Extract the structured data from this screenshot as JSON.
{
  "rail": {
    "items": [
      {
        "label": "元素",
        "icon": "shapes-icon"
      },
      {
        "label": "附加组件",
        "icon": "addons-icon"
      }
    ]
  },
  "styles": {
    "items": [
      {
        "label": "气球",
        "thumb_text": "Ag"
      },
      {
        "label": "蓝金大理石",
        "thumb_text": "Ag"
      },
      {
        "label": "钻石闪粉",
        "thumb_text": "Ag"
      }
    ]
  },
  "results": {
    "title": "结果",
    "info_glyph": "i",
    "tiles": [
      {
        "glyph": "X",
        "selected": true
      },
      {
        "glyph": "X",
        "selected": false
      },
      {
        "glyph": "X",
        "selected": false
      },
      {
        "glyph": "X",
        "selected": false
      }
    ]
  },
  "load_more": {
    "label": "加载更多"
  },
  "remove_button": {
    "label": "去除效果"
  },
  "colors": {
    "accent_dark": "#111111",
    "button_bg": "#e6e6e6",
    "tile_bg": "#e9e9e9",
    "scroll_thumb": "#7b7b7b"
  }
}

What you will do | Search the entries for the word "label" and copy every line that has it.

Result of this exercise |
        "label": "元素",
        "label": "附加组件",
        "label": "气球",
        "label": "蓝金大理石",
        "label": "钻石闪粉",
    "label": "加载更多"
    "label": "去除效果"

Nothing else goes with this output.